# TASK A:
Print, with no changes, the part of the essay on the Paris attacks that opens with the words containing "That was certainly" and closes with "all disturbingly frequent.".
# TASK B:
List the cities, each with its year, that the essay on the Paris attacks names alongside November 13th as earlier days of terrorism.
# TASK C:
Answer these from the essay on the Paris attacks:
(i) How many people were killed in Paris?
(ii) How many people died in the Beirut attack of Nov. 12?
(iii) What kind of store was the Hypercacher?

Why Do Men Kill?

After Paris, Saying the Unsayable


Published:

Friday the 13th.

 

Since medieval times, the most unlucky of days.

 

That was certainly true in Paris. November 13th now joins September 11th, March 11th, July 7th, April 15th–the days of terrorism in New York City 2001, Madrid 2004, London 2005, Boston 2013.

 

And now, Paris. Again.

 

There have been countless such attacks in the Middle East and Africa. Too many to enumerate. So common are these incidents, in fact, that in the West we seem to merely shrug when we hear about another such event. A marketplace blown up by a car bomb. A line of workers outside an office building. People at a bus stop. All seemingly random, all disturbingly frequent.

 

In Paris, 129 were killed, 352 wounded, 99 of those critically.

 

It doesn’t happen "here."

 

Such violence, such random, brutal, inexplicable violence perpetrated by men willing to blow themselves up in an effort to destroy others–as common as it is in the Middle East and Africa, it is that uncommon in the West.

 

Just a day before the Paris attacks, Beirut, Lebanon had suffered its most deadly attack in years. The Nov. 12 attack left 43 dead, 239 wounded. But unlike France, Europe’s most secular country, Lebanon is a nation fraught with both religious conflict and religious zeal. Lebanon is 50% Muslim, 40% Christian and the remaining percentage is comprised of the Druze. But Lebanon also has Hezbollah–a militant Shia political faction which the U.S. and the rest of the West consider a terrorist organization. But which is part of the Lebanese government. As if the U.S. had the KKK or Aryan Nation as a faction of Congress and every state legislature.

Beirut Nov 2015

 

 

 

 

 

 

 

 

 

In the West, we don’t have overt terrorists running governments or considered serious political parties. In the West we have no dictatorships. In the West we are oblivious to the realities of day-to-day terrorism and what it is to live under it.

 

In the West we think we are immune to terrorism.

 

That is, perhaps, a reason we don’t address terrorist violence "there" the way we do "here." That is, perhaps, why the Beirut bombing was reported and commented upon, but President Obama and Prime Minister Cameron and President Hollade did not take to the airwaves to decry the violence, mourn the victims, lower flags to half-mast, emblazon national monuments with the colors of the flag of Lebanon.

 

 

 

 

 

 

 

 

 

 

We don’t "know" those people.

 

We "know" the French.

 

The Paris attack, which hit in several different places from outside a crowded stadium to a concert hall to a little bistro of the sort for which Paris is legendary, was the second terrorist attack this year.

 

January 7, the offices of the Charlie Hebdo magazine were hit. Eleven people were killed, 11 others wounded. On January 9, the Hypercacher, a kosher grocery store, was attacked just hours before Shabbat. Four people were killed, 15 held hostage. The same cell of terrorists perpetrated both attacks.

 

What happened in Paris unnerved Europe. It had been a decade since the London bombings. The feeling of inviolability had perhaps turned to complacency. These things, after all, seemed to happen elsewhere, in those unstable regions of the world were political differences were settled not at negotiations’ tables, but in the streets with car bombs like in Beirut on Nov. 12.

# MATERIAL SUPPLIED:
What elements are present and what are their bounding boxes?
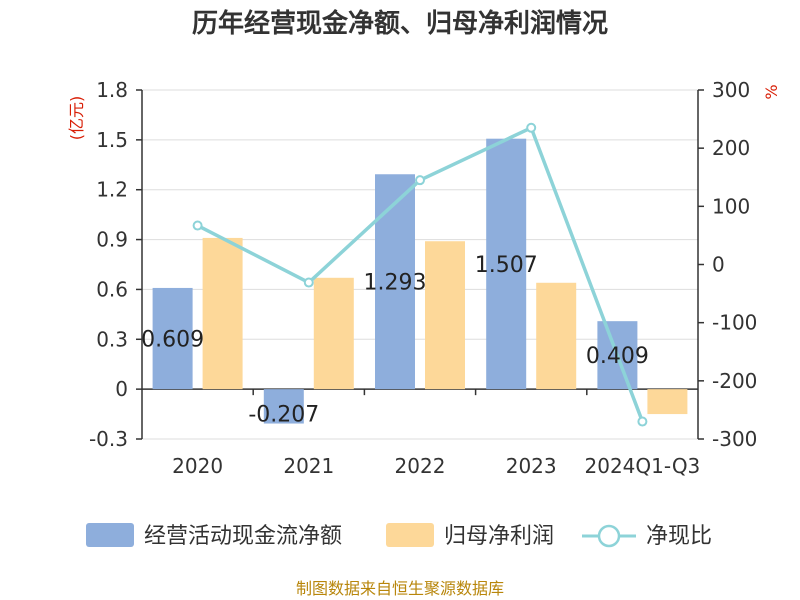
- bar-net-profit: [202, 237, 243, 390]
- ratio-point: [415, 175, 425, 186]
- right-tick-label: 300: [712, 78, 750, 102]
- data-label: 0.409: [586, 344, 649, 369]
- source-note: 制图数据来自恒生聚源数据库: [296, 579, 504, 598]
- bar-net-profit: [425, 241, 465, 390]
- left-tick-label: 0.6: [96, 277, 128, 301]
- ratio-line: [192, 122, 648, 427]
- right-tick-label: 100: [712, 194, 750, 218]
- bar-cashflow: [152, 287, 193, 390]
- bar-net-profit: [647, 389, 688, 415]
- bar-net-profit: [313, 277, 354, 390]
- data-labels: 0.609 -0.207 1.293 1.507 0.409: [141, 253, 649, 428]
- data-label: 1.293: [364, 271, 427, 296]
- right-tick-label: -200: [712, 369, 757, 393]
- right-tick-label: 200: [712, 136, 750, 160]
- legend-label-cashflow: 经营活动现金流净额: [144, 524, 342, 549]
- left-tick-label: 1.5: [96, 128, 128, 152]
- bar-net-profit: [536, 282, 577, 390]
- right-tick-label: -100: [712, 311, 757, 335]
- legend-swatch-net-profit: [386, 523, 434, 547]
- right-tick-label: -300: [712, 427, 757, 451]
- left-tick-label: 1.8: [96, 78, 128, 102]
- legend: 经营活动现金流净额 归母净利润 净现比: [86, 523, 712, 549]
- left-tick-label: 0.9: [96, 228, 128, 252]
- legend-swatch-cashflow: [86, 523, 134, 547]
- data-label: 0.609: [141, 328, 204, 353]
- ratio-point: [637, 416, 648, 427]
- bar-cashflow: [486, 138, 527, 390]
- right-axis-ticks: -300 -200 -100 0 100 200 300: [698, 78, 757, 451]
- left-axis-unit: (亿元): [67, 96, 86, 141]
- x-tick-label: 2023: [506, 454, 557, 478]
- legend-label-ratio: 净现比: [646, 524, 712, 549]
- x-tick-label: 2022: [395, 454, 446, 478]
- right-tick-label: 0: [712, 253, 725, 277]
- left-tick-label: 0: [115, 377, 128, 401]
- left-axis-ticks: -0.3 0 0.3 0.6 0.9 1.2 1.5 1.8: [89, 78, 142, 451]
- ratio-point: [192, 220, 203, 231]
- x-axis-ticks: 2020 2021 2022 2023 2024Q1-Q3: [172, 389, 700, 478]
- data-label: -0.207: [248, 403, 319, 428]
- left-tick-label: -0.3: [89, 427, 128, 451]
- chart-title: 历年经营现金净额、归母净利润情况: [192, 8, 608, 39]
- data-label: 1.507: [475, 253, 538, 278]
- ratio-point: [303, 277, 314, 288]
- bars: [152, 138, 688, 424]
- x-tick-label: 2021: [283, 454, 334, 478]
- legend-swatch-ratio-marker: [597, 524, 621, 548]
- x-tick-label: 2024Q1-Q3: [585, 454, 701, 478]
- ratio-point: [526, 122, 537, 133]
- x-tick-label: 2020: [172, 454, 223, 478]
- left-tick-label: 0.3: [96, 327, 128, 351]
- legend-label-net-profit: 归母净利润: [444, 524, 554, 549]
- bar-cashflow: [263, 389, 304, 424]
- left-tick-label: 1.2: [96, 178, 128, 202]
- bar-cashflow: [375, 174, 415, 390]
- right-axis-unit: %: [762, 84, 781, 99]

...

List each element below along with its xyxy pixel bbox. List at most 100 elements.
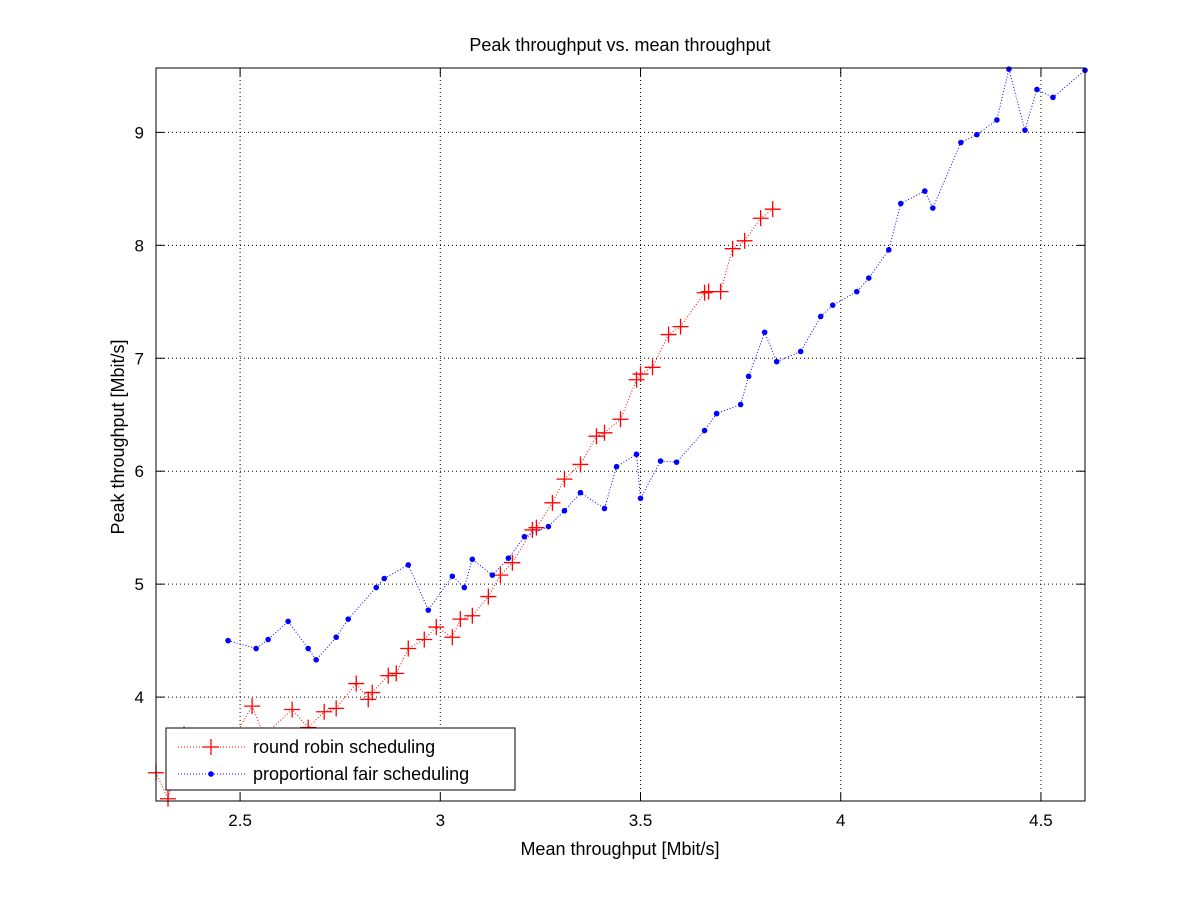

# COMPLETE ANSWER A:
That was certainly true in Paris. November 13th now joins September 11th, March 11th, July 7th, April 15th–the days of terrorism in New York City 2001, Madrid 2004, London 2005, Boston 2013.

 

And now, Paris. Again.

 

There have been countless such attacks in the Middle East and Africa. Too many to enumerate. So common are these incidents, in fact, that in the West we seem to merely shrug when we hear about another such event. A marketplace blown up by a car bomb. A line of workers outside an office building. People at a bus stop. All seemingly random, all disturbingly frequent.

# COMPLETE ANSWER B:
New York City (2001)
Madrid (2004)
London (2005)
Boston (2013)

# COMPLETE ANSWER C:
(i) 129
(ii) 43
(iii) A kosher grocery store